▶ **Work instructions**
Give the entries back exactly, dropping each image.

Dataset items
________________
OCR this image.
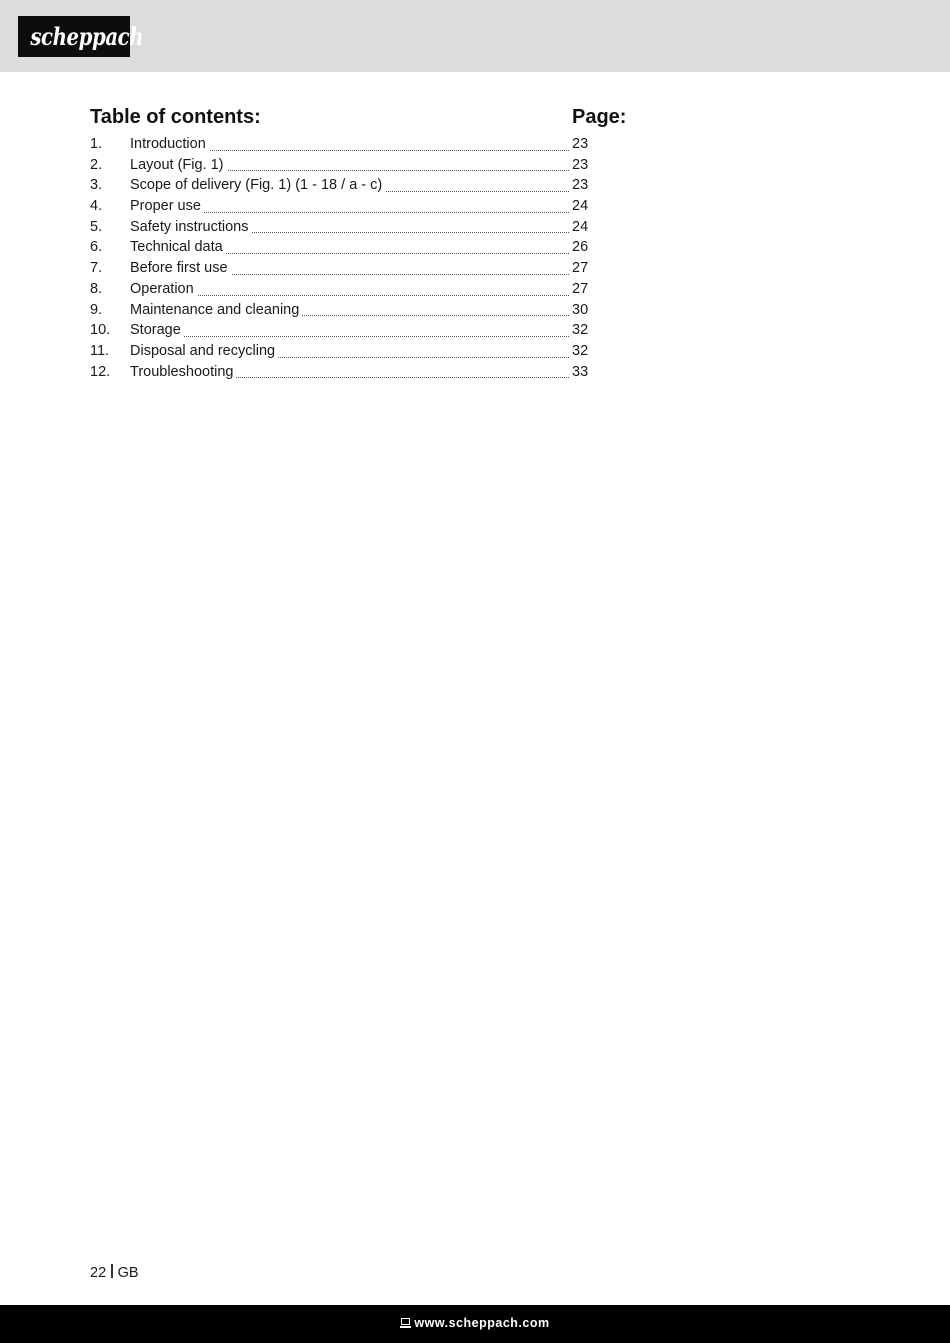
scheppach
Table of contents:	Page:
1.	Introduction	23
2.	Layout (Fig. 1)	23
3.	Scope of delivery (Fig. 1) (1 - 18 / a - c)	23
4.	Proper use	24
5.	Safety instructions	24
6.	Technical data	26
7.	Before first use	27
8.	Operation	27
9.	Maintenance and cleaning	30
10.	Storage	32
11.	Disposal and recycling	32
12.	Troubleshooting	33
22 GB
www.scheppach.com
________________
▶ **Solution for this task**
OCR this image.
scheppach
Table of contents:	Page:
1.	Introduction	23
2.	Layout (Fig. 1)	23
3.	Scope of delivery (Fig. 1) (1 - 18 / a - c)	23
4.	Proper use	24
5.	Safety instructions	24
6.	Technical data	26
7.	Before first use	27
8.	Operation	27
9.	Maintenance and cleaning	30
10.	Storage	32
11.	Disposal and recycling	32
12.	Troubleshooting	33
22 GB
www.scheppach.com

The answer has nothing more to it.